(To do) Identify all lines in the data containing the string "name". Copy them out.

* begin Dataset rows *

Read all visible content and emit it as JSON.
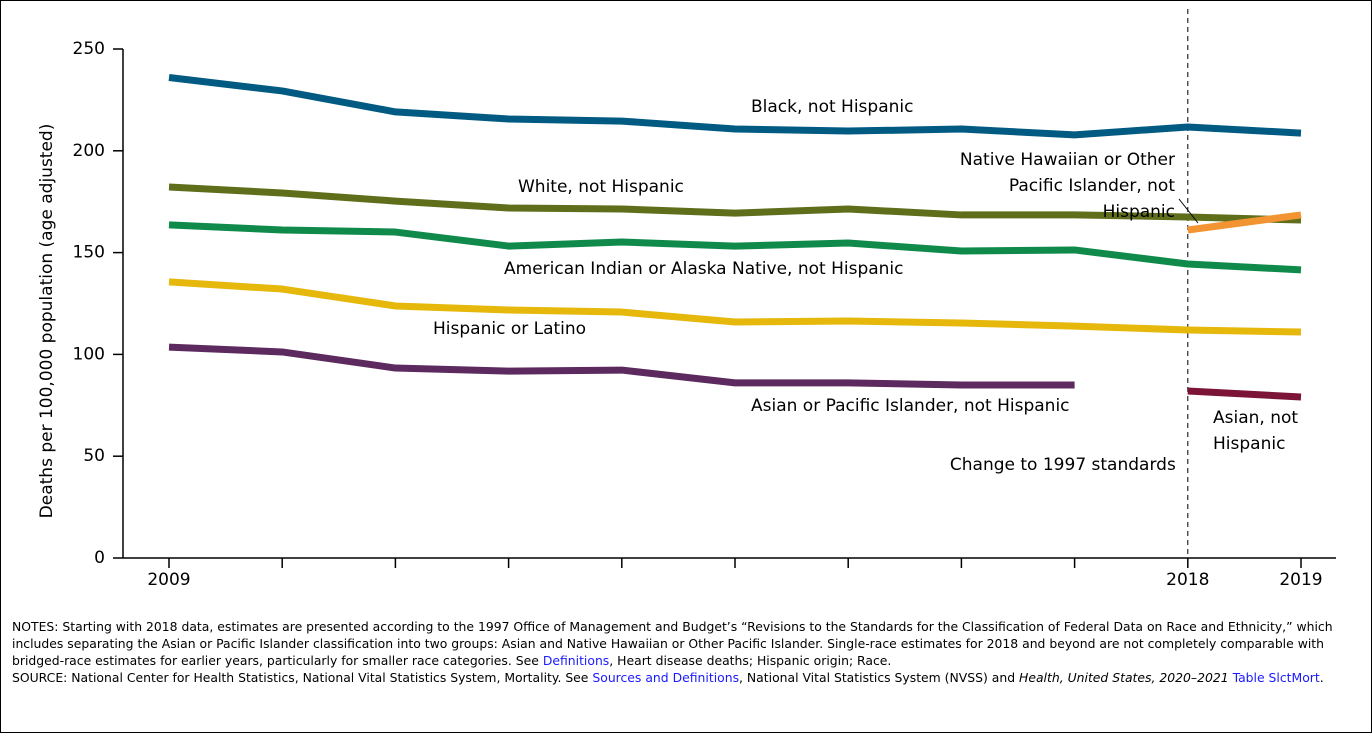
{
  "chart_data": {
    "type": "line",
    "y_label": "Deaths per 100,000 population (age adjusted)",
    "categories": [
      2009,
      null,
      null,
      null,
      null,
      null,
      null,
      null,
      null,
      2018,
      2019
    ],
    "ylim": [
      0,
      250
    ],
    "yticks": [
      0,
      50,
      100,
      150,
      200,
      250
    ],
    "series": [
      {
        "name": "Black, not Hispanic",
        "color": "#005a82",
        "values": [
          236.0,
          229.4,
          219.1,
          215.6,
          214.6,
          210.7,
          209.7,
          210.7,
          207.8,
          211.7,
          208.7
        ]
      },
      {
        "name": "White, not Hispanic",
        "color": "#5e6e1a",
        "values": [
          182.2,
          179.3,
          175.3,
          171.9,
          171.4,
          169.4,
          171.4,
          168.5,
          168.5,
          167.5,
          166.0
        ]
      },
      {
        "name": "American Indian or Alaska Native, not Hispanic",
        "color": "#0f8a4b",
        "values": [
          163.6,
          161.1,
          160.1,
          153.2,
          155.2,
          153.2,
          154.7,
          150.8,
          151.3,
          144.4,
          141.5
        ]
      },
      {
        "name": "Hispanic or Latino",
        "color": "#e5b80b",
        "values": [
          135.6,
          132.1,
          123.8,
          121.8,
          120.8,
          115.9,
          116.4,
          115.4,
          113.9,
          112.0,
          111.0
        ]
      },
      {
        "name": "Asian or Pacific Islander, not Hispanic",
        "color": "#5c2a5e",
        "values": [
          103.6,
          101.2,
          93.3,
          91.8,
          92.3,
          86.0,
          86.0,
          85.0,
          85.0,
          null,
          null
        ]
      },
      {
        "name": "Native Hawaiian or Other Pacific Islander, not Hispanic",
        "color": "#f29431",
        "values": [
          null,
          null,
          null,
          null,
          null,
          null,
          null,
          null,
          null,
          161.1,
          168.5
        ]
      },
      {
        "name": "Asian, not Hispanic",
        "color": "#7c1438",
        "values": [
          null,
          null,
          null,
          null,
          null,
          null,
          null,
          null,
          null,
          82.0,
          79.1
        ]
      }
    ],
    "annotation": {
      "text": "Change to 1997 standards",
      "x": 2018
    }
  },
  "notes": [
    [
      {
        "text": "NOTES: Starting with 2018 data, estimates are presented according to the 1997 Office of Management and Budget’s “Revisions to the Standards for the Classification of Federal Data on Race and Ethnicity,” which includes separating the Asian or Pacific Islander classification into two groups: Asian and Native Hawaiian or Other Pacific Islander. Single-race estimates for 2018 and beyond are not completely comparable with bridged-race estimates for earlier years, particularly for smaller race categories. See ",
        "style": "plain"
      },
      {
        "text": "Definitions",
        "style": "link"
      },
      {
        "text": ", Heart disease deaths; Hispanic origin; Race.",
        "style": "plain"
      }
    ],
    [
      {
        "text": "SOURCE: National Center for Health Statistics, National Vital Statistics System, Mortality. See ",
        "style": "plain"
      },
      {
        "text": "Sources and Definitions",
        "style": "link"
      },
      {
        "text": ", National Vital Statistics System (NVSS) and ",
        "style": "plain"
      },
      {
        "text": "Health, United States, 2020–2021",
        "style": "italic"
      },
      {
        "text": " ",
        "style": "plain"
      },
      {
        "text": "Table SlctMort",
        "style": "link"
      },
      {
        "text": ".",
        "style": "plain"
      }
    ]
  ]
}
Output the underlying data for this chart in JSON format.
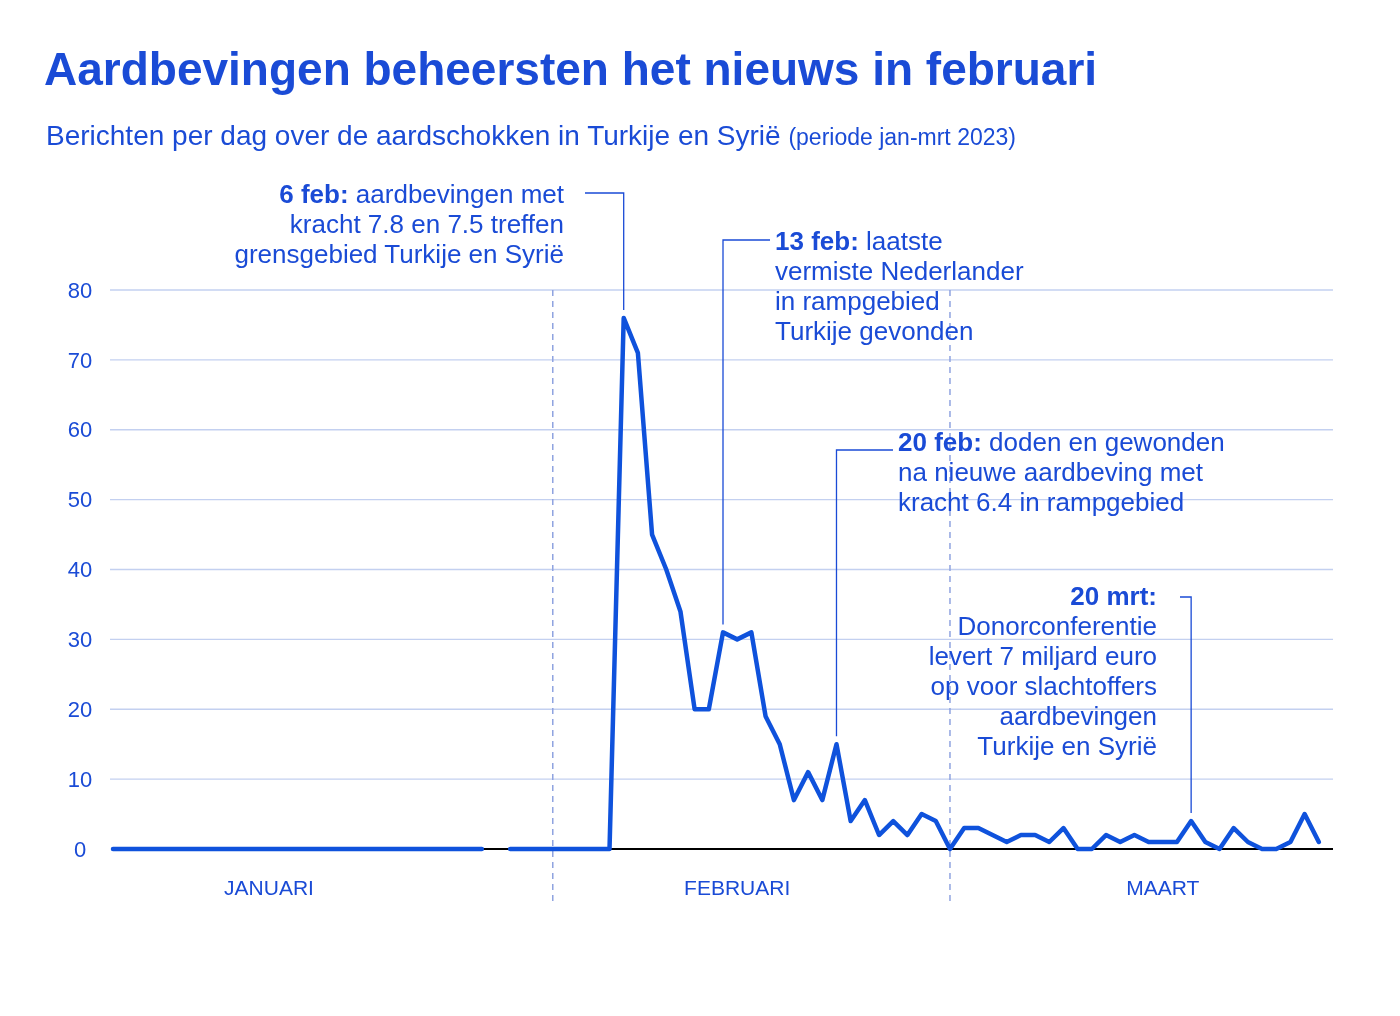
{
  "chart_data": {
    "type": "line",
    "title": "Aardbevingen beheersten het nieuws in februari",
    "subtitle": "Berichten per dag over de aardschokken in Turkije en Syrië (periode jan-mrt 2023)",
    "x": [
      "2023-01-01",
      "2023-01-02",
      "2023-01-03",
      "2023-01-04",
      "2023-01-05",
      "2023-01-06",
      "2023-01-07",
      "2023-01-08",
      "2023-01-09",
      "2023-01-10",
      "2023-01-11",
      "2023-01-12",
      "2023-01-13",
      "2023-01-14",
      "2023-01-15",
      "2023-01-16",
      "2023-01-17",
      "2023-01-18",
      "2023-01-19",
      "2023-01-20",
      "2023-01-21",
      "2023-01-22",
      "2023-01-23",
      "2023-01-24",
      "2023-01-25",
      "2023-01-26",
      "2023-01-27",
      "2023-01-28",
      "2023-01-29",
      "2023-01-30",
      "2023-01-31",
      "2023-02-01",
      "2023-02-02",
      "2023-02-03",
      "2023-02-04",
      "2023-02-05",
      "2023-02-06",
      "2023-02-07",
      "2023-02-08",
      "2023-02-09",
      "2023-02-10",
      "2023-02-11",
      "2023-02-12",
      "2023-02-13",
      "2023-02-14",
      "2023-02-15",
      "2023-02-16",
      "2023-02-17",
      "2023-02-18",
      "2023-02-19",
      "2023-02-20",
      "2023-02-21",
      "2023-02-22",
      "2023-02-23",
      "2023-02-24",
      "2023-02-25",
      "2023-02-26",
      "2023-02-27",
      "2023-02-28",
      "2023-03-01",
      "2023-03-02",
      "2023-03-03",
      "2023-03-04",
      "2023-03-05",
      "2023-03-06",
      "2023-03-07",
      "2023-03-08",
      "2023-03-09",
      "2023-03-10",
      "2023-03-11",
      "2023-03-12",
      "2023-03-13",
      "2023-03-14",
      "2023-03-15",
      "2023-03-16",
      "2023-03-17",
      "2023-03-18",
      "2023-03-19",
      "2023-03-20",
      "2023-03-21",
      "2023-03-22",
      "2023-03-23",
      "2023-03-24",
      "2023-03-25",
      "2023-03-26",
      "2023-03-27"
    ],
    "series": [
      {
        "color": "#0f52dc",
        "values": [
          0,
          0,
          0,
          0,
          0,
          0,
          0,
          0,
          0,
          0,
          0,
          0,
          0,
          0,
          0,
          0,
          0,
          0,
          0,
          0,
          0,
          0,
          0,
          0,
          0,
          0,
          0,
          null,
          0,
          0,
          0,
          0,
          0,
          0,
          0,
          0,
          76,
          71,
          45,
          40,
          34,
          20,
          20,
          31,
          30,
          31,
          19,
          15,
          7,
          11,
          7,
          15,
          4,
          7,
          2,
          4,
          2,
          5,
          4,
          0,
          3,
          3,
          2,
          1,
          2,
          2,
          1,
          3,
          0,
          0,
          2,
          1,
          2,
          1,
          1,
          1,
          4,
          1,
          0,
          3,
          1,
          0,
          0,
          1,
          5,
          1
        ]
      }
    ],
    "xlim": [
      "2023-01-01",
      "2023-03-28"
    ],
    "xticks": [
      {
        "value": "2023-01-12",
        "label": "JANUARI"
      },
      {
        "value": "2023-02-14",
        "label": "FEBRUARI"
      },
      {
        "value": "2023-03-16",
        "label": "MAART"
      }
    ],
    "ylim": [
      0,
      80
    ],
    "yticks": [
      0,
      10,
      20,
      30,
      40,
      50,
      60,
      70,
      80
    ],
    "grid": "y",
    "marker": "none",
    "line_style": "solid",
    "ref_lines": [
      {
        "axis": "x",
        "value": "2023-02-01",
        "line_style": "dashed",
        "color": "#8fa3e0"
      },
      {
        "axis": "x",
        "value": "2023-03-01",
        "line_style": "dashed",
        "color": "#8fa3e0"
      }
    ],
    "annotations": [
      {
        "text": "6 feb: aardbevingen met kracht 7.8 en 7.5 treffen grensgebied Turkije en Syrië",
        "x": "2023-02-06",
        "y": 76
      },
      {
        "text": "13 feb: laatste vermiste Nederlander in rampgebied Turkije gevonden",
        "x": "2023-02-13",
        "y": 31
      },
      {
        "text": "20 feb: doden en gewonden na nieuwe aardbeving met kracht 6.4 in rampgebied",
        "x": "2023-02-21",
        "y": 15
      },
      {
        "text": "20 mrt: Donorconferentie levert 7 miljard euro op voor slachtoffers aardbevingen Turkije en Syrië",
        "x": "2023-03-18",
        "y": 4
      }
    ]
  }
}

* end Dataset rows *

(Response)
        "name": "Black, not Hispanic",
        "name": "White, not Hispanic",
        "name": "American Indian or Alaska Native, not Hispanic",
        "name": "Hispanic or Latino",
        "name": "Asian or Pacific Islander, not Hispanic",
        "name": "Native Hawaiian or Other Pacific Islander, not Hispanic",
        "name": "Asian, not Hispanic",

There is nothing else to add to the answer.